WHAT YOU ARE ASKED TO DO — Write out the records verbatim, beginning at their first line and stopping after the line that contains "wire rheostat to node (C)", with both of those lines included.

[Region and label listings]
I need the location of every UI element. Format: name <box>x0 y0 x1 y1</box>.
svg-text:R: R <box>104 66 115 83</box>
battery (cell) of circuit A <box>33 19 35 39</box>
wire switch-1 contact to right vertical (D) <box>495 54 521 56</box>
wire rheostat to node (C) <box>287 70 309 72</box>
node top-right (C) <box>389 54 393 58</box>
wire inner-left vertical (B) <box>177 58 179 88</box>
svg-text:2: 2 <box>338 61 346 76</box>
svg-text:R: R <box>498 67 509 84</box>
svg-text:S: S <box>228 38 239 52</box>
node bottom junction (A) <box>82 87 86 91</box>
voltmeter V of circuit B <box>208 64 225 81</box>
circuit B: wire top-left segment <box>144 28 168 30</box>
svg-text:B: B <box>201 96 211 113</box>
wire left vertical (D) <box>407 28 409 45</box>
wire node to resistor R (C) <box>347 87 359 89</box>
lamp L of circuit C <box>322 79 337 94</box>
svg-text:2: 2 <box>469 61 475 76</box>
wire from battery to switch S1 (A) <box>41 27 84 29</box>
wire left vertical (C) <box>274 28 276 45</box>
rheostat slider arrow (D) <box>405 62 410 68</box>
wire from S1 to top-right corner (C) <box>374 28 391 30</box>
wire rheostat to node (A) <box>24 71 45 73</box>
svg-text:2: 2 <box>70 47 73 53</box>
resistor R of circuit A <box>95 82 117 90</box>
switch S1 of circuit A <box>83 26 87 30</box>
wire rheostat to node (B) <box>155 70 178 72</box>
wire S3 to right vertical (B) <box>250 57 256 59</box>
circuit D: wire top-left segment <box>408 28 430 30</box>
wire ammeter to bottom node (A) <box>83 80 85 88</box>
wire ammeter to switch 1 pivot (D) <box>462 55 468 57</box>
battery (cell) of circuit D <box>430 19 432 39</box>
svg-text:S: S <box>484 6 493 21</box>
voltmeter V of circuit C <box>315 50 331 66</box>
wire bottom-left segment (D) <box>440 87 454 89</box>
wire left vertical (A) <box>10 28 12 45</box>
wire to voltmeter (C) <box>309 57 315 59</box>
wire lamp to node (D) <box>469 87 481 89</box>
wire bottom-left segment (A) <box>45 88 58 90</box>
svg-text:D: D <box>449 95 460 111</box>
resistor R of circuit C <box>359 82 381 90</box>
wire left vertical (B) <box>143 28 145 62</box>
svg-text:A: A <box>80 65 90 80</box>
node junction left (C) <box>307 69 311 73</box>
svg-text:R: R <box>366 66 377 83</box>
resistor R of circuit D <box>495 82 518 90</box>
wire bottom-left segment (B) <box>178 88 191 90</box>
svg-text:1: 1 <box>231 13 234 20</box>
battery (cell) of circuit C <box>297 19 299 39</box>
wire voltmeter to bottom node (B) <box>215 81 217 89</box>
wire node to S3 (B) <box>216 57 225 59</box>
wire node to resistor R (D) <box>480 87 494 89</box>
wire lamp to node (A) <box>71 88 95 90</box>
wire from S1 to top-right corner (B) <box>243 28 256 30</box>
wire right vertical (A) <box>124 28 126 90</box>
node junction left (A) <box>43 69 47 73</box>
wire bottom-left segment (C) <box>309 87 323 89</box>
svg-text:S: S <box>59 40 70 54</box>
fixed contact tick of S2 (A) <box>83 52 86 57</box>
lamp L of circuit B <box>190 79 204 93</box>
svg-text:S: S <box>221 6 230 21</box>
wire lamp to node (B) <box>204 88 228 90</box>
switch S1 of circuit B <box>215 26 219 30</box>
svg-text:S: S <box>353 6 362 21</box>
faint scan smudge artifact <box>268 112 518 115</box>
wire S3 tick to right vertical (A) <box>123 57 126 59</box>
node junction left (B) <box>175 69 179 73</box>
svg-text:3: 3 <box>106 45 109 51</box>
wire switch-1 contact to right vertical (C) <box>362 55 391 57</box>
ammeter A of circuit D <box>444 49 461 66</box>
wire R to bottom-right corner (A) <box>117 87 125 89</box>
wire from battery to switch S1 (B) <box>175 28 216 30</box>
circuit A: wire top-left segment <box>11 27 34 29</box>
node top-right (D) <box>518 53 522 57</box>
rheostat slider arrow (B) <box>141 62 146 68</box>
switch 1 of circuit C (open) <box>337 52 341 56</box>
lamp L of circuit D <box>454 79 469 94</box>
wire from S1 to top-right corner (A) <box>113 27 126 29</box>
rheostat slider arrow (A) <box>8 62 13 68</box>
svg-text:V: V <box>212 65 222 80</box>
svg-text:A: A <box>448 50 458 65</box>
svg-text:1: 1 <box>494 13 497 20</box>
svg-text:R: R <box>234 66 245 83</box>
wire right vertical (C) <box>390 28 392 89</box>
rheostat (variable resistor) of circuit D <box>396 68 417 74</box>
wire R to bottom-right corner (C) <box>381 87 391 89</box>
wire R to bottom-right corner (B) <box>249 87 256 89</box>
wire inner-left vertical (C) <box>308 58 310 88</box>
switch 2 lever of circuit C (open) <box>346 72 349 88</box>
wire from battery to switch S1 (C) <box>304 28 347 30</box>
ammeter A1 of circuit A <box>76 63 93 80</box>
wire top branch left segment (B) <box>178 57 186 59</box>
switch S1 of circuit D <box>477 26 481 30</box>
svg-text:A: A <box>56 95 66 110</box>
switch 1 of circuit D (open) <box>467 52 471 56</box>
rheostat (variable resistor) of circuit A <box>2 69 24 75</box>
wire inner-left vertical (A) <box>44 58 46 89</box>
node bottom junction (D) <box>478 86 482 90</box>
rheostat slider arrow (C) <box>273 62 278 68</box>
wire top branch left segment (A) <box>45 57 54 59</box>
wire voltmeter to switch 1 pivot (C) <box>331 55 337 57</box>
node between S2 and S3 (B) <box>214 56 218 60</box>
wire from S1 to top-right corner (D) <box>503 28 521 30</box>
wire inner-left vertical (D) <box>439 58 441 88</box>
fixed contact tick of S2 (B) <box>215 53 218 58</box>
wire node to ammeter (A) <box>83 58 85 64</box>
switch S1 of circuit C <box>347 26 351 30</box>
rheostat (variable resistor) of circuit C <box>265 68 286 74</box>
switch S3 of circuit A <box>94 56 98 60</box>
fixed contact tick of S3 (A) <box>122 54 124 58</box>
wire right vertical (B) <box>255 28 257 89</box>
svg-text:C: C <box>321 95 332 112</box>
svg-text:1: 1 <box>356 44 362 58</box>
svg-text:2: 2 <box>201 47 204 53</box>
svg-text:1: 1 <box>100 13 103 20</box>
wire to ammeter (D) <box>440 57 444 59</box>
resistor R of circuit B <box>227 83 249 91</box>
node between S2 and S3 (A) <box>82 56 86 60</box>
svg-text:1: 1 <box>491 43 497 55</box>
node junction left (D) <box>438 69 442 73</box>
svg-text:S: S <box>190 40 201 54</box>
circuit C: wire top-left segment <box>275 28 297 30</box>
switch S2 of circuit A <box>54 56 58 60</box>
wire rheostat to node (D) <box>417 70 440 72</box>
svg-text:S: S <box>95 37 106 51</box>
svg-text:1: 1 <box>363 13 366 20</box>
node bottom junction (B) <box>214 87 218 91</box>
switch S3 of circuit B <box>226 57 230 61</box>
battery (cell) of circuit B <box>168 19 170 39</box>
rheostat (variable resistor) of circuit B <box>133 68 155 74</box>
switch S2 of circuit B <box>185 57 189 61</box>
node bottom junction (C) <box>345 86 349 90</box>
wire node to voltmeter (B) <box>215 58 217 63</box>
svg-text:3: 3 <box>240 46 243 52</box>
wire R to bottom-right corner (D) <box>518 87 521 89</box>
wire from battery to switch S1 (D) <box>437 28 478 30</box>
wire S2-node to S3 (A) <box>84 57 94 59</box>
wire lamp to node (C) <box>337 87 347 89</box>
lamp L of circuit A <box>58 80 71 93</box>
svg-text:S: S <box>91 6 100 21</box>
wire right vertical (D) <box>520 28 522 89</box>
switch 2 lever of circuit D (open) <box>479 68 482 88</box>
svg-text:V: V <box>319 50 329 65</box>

COMPLETE OUTPUT —
I need the location of every UI element. Format: name <box>x0 y0 x1 y1</box>.
svg-text:R: R <box>104 66 115 83</box>
battery (cell) of circuit A <box>33 19 35 39</box>
wire switch-1 contact to right vertical (D) <box>495 54 521 56</box>
wire rheostat to node (C) <box>287 70 309 72</box>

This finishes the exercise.